▶ **Given instruction**
Write out each record below exactly as it appears, with no pictures.

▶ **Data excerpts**
+ + +

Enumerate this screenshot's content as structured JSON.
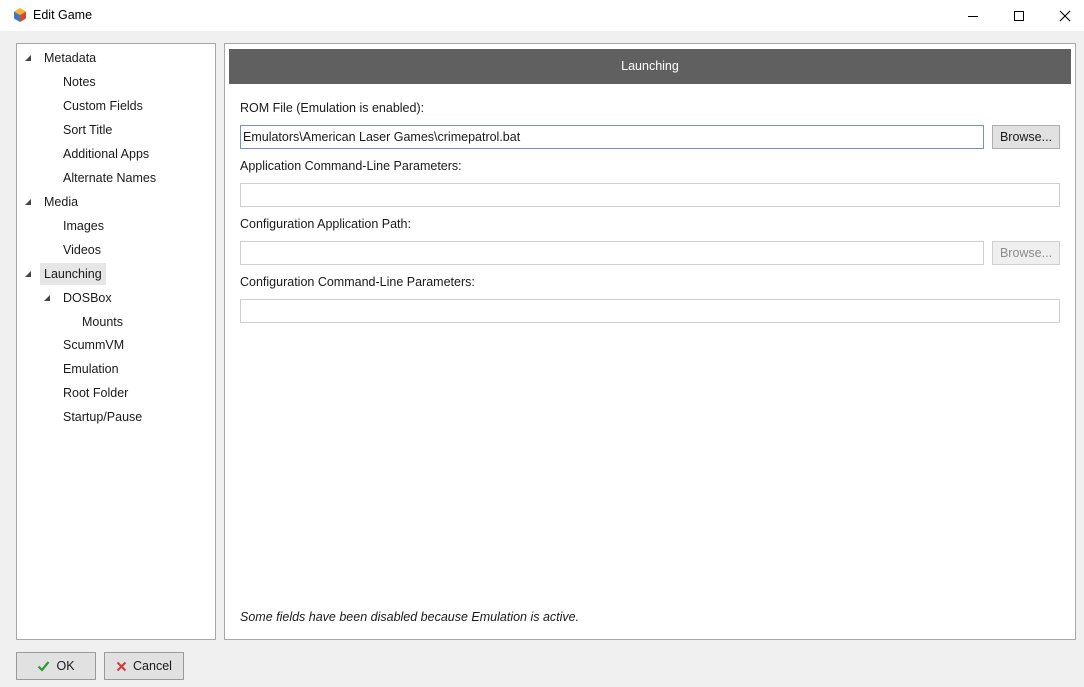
{
  "window": {
    "title": "Edit Game",
    "icon": "launchbox-cube-icon"
  },
  "tree": {
    "items": [
      {
        "label": "Metadata",
        "expanded": true
      },
      {
        "label": "Notes"
      },
      {
        "label": "Custom Fields"
      },
      {
        "label": "Sort Title"
      },
      {
        "label": "Additional Apps"
      },
      {
        "label": "Alternate Names"
      },
      {
        "label": "Media",
        "expanded": true
      },
      {
        "label": "Images"
      },
      {
        "label": "Videos"
      },
      {
        "label": "Launching",
        "expanded": true,
        "selected": true
      },
      {
        "label": "DOSBox",
        "expanded": true
      },
      {
        "label": "Mounts"
      },
      {
        "label": "ScummVM"
      },
      {
        "label": "Emulation"
      },
      {
        "label": "Root Folder"
      },
      {
        "label": "Startup/Pause"
      }
    ]
  },
  "panel": {
    "header": "Launching",
    "rom_label": "ROM File (Emulation is enabled):",
    "rom_value": "Emulators\\American Laser Games\\crimepatrol.bat",
    "browse_label": "Browse...",
    "app_params_label": "Application Command-Line Parameters:",
    "app_params_value": "",
    "config_path_label": "Configuration Application Path:",
    "config_path_value": "",
    "config_browse_label": "Browse...",
    "config_params_label": "Configuration Command-Line Parameters:",
    "config_params_value": "",
    "note": "Some fields have been disabled because Emulation is active."
  },
  "footer": {
    "ok_label": "OK",
    "cancel_label": "Cancel"
  },
  "colors": {
    "header_bg": "#606060",
    "ok_icon": "#2e9b2e",
    "cancel_icon": "#d23a3a"
  }
}
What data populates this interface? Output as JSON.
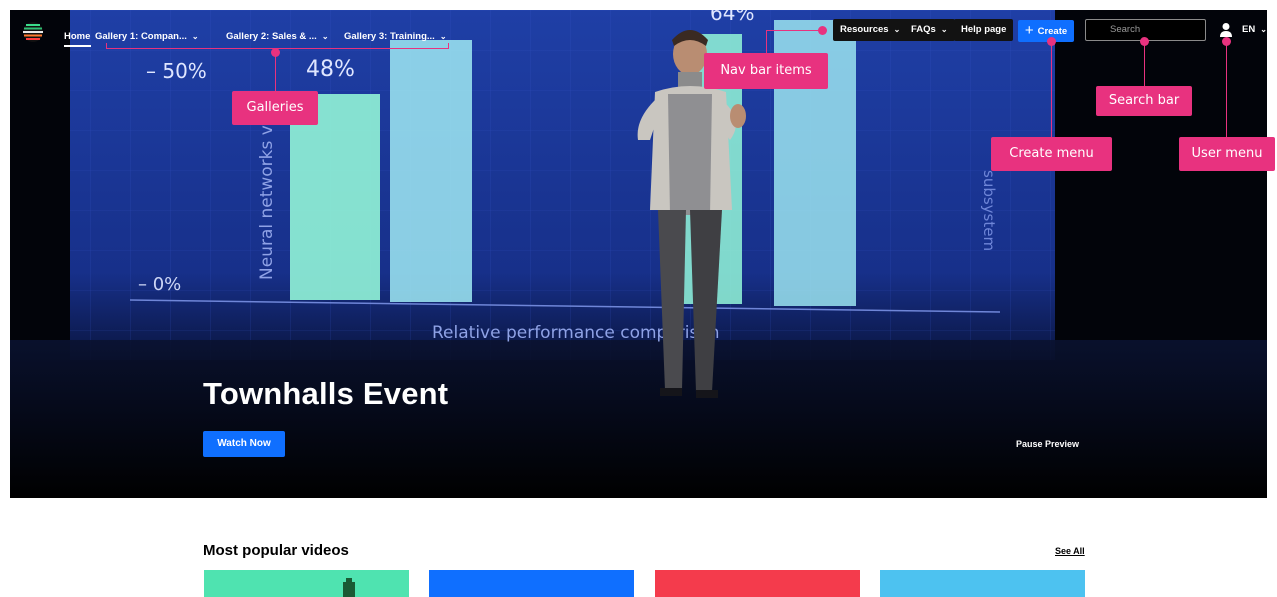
{
  "nav": {
    "home": "Home",
    "galleries": [
      {
        "label": "Gallery 1: Compan...",
        "chevron": "chevron-down-icon"
      },
      {
        "label": "Gallery 2: Sales & ...",
        "chevron": "chevron-down-icon"
      },
      {
        "label": "Gallery 3: Training...",
        "chevron": "chevron-down-icon"
      }
    ],
    "resources": "Resources",
    "faqs": "FAQs",
    "help": "Help page",
    "create": "Create",
    "search_placeholder": "Search",
    "lang": "EN",
    "icons": {
      "logo": "striped-circle-logo",
      "user": "user-icon",
      "create": "plus-icon"
    }
  },
  "annotations": {
    "galleries": "Galleries",
    "nav_bar_items": "Nav bar items",
    "search_bar": "Search bar",
    "create_menu": "Create menu",
    "user_menu": "User menu"
  },
  "hero": {
    "title": "Townhalls Event",
    "watch_now": "Watch Now",
    "pause_preview": "Pause Preview",
    "screen_text": {
      "pct_50": "– 50%",
      "pct_48": "48%",
      "pct_64": "64%",
      "pct_0": "– 0%",
      "ylabel": "Neural networks v...",
      "xlabel": "Relative performance comparison",
      "right_label": "subsystem"
    }
  },
  "section": {
    "title": "Most popular videos",
    "see_all": "See All",
    "thumbnail_colors": [
      "#4fe3b0",
      "#0f6fff",
      "#f43b4c",
      "#4dc2f0"
    ]
  },
  "colors": {
    "accent": "#0f6fff",
    "annotation": "#e8327f",
    "screen_blue": "#1d3a9a",
    "bar_mint": "#8ff0d6"
  }
}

+ + +

▶ **Result for this exercise**
Enumerate this screenshot's content as structured JSON.
{
  "window": {
    "title": "Edit Game",
    "icon": "launchbox-cube-icon"
  },
  "tree": {
    "items": [
      {
        "label": "Metadata",
        "expanded": true
      },
      {
        "label": "Notes"
      },
      {
        "label": "Custom Fields"
      },
      {
        "label": "Sort Title"
      },
      {
        "label": "Additional Apps"
      },
      {
        "label": "Alternate Names"
      },
      {
        "label": "Media",
        "expanded": true
      },
      {
        "label": "Images"
      },
      {
        "label": "Videos"
      },
      {
        "label": "Launching",
        "expanded": true,
        "selected": true
      },
      {
        "label": "DOSBox",
        "expanded": true
      },
      {
        "label": "Mounts"
      },
      {
        "label": "ScummVM"
      },
      {
        "label": "Emulation"
      },
      {
        "label": "Root Folder"
      },
      {
        "label": "Startup/Pause"
      }
    ]
  },
  "panel": {
    "header": "Launching",
    "rom_label": "ROM File (Emulation is enabled):",
    "rom_value": "Emulators\\American Laser Games\\crimepatrol.bat",
    "browse_label": "Browse...",
    "app_params_label": "Application Command-Line Parameters:",
    "app_params_value": "",
    "config_path_label": "Configuration Application Path:",
    "config_path_value": "",
    "config_browse_label": "Browse...",
    "config_params_label": "Configuration Command-Line Parameters:",
    "config_params_value": "",
    "note": "Some fields have been disabled because Emulation is active."
  },
  "footer": {
    "ok_label": "OK",
    "cancel_label": "Cancel"
  },
  "colors": {
    "header_bg": "#606060",
    "ok_icon": "#2e9b2e",
    "cancel_icon": "#d23a3a"
  }
}
What data populates this interface? Output as JSON.
{
  "nav": {
    "home": "Home",
    "galleries": [
      {
        "label": "Gallery 1: Compan...",
        "chevron": "chevron-down-icon"
      },
      {
        "label": "Gallery 2: Sales & ...",
        "chevron": "chevron-down-icon"
      },
      {
        "label": "Gallery 3: Training...",
        "chevron": "chevron-down-icon"
      }
    ],
    "resources": "Resources",
    "faqs": "FAQs",
    "help": "Help page",
    "create": "Create",
    "search_placeholder": "Search",
    "lang": "EN",
    "icons": {
      "logo": "striped-circle-logo",
      "user": "user-icon",
      "create": "plus-icon"
    }
  },
  "annotations": {
    "galleries": "Galleries",
    "nav_bar_items": "Nav bar items",
    "search_bar": "Search bar",
    "create_menu": "Create menu",
    "user_menu": "User menu"
  },
  "hero": {
    "title": "Townhalls Event",
    "watch_now": "Watch Now",
    "pause_preview": "Pause Preview",
    "screen_text": {
      "pct_50": "– 50%",
      "pct_48": "48%",
      "pct_64": "64%",
      "pct_0": "– 0%",
      "ylabel": "Neural networks v...",
      "xlabel": "Relative performance comparison",
      "right_label": "subsystem"
    }
  },
  "section": {
    "title": "Most popular videos",
    "see_all": "See All",
    "thumbnail_colors": [
      "#4fe3b0",
      "#0f6fff",
      "#f43b4c",
      "#4dc2f0"
    ]
  },
  "colors": {
    "accent": "#0f6fff",
    "annotation": "#e8327f",
    "screen_blue": "#1d3a9a",
    "bar_mint": "#8ff0d6"
  }
}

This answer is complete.